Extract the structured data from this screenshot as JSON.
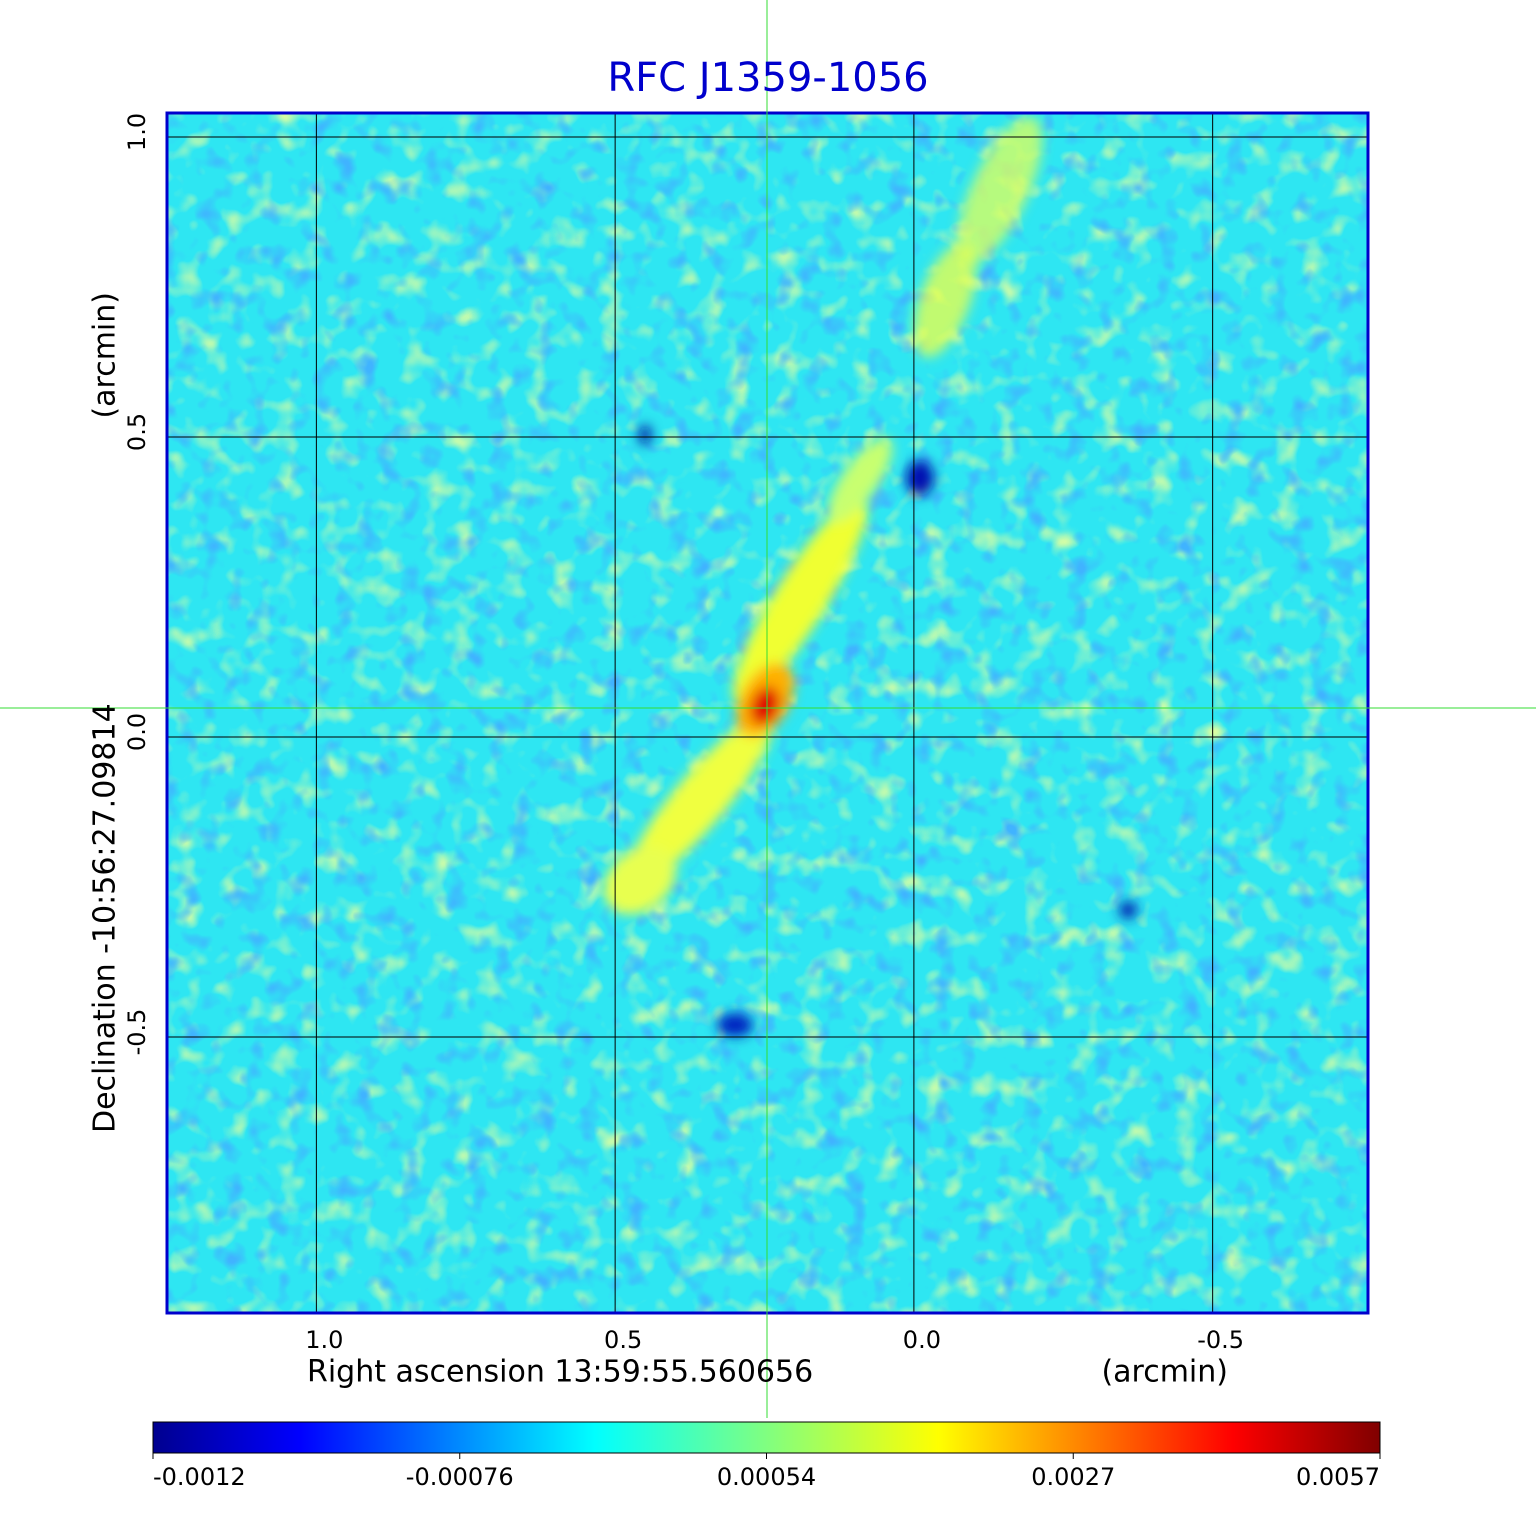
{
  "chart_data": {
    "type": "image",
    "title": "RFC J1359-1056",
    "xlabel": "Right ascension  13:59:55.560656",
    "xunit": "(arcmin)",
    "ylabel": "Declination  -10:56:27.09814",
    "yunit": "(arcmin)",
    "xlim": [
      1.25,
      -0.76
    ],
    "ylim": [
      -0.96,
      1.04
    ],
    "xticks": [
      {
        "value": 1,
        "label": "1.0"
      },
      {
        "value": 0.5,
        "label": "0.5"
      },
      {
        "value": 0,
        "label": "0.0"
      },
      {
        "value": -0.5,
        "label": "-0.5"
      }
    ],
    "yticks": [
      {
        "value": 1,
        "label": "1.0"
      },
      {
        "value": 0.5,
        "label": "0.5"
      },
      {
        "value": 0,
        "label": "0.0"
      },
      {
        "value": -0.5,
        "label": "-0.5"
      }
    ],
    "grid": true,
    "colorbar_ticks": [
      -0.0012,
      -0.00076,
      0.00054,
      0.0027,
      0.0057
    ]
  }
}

» **EXERCISE GOAL**:
Pictures stay out; reproduce every line of the records exactly.

» **ANSWER BELOW**:
Extract the structured data from this screenshot as JSON.
{
  "chart_data": {
    "type": "image",
    "title": "RFC J1359-1056",
    "xlabel": "Right ascension  13:59:55.560656",
    "xunit": "(arcmin)",
    "ylabel": "Declination  -10:56:27.09814",
    "yunit": "(arcmin)",
    "xlim": [
      1.25,
      -0.76
    ],
    "ylim": [
      -0.96,
      1.04
    ],
    "xticks": [
      {
        "value": 1,
        "label": "1.0"
      },
      {
        "value": 0.5,
        "label": "0.5"
      },
      {
        "value": 0,
        "label": "0.0"
      },
      {
        "value": -0.5,
        "label": "-0.5"
      }
    ],
    "yticks": [
      {
        "value": 1,
        "label": "1.0"
      },
      {
        "value": 0.5,
        "label": "0.5"
      },
      {
        "value": 0,
        "label": "0.0"
      },
      {
        "value": -0.5,
        "label": "-0.5"
      }
    ],
    "grid": true,
    "colorbar_ticks": [
      -0.0012,
      -0.00076,
      0.00054,
      0.0027,
      0.0057
    ]
  }
}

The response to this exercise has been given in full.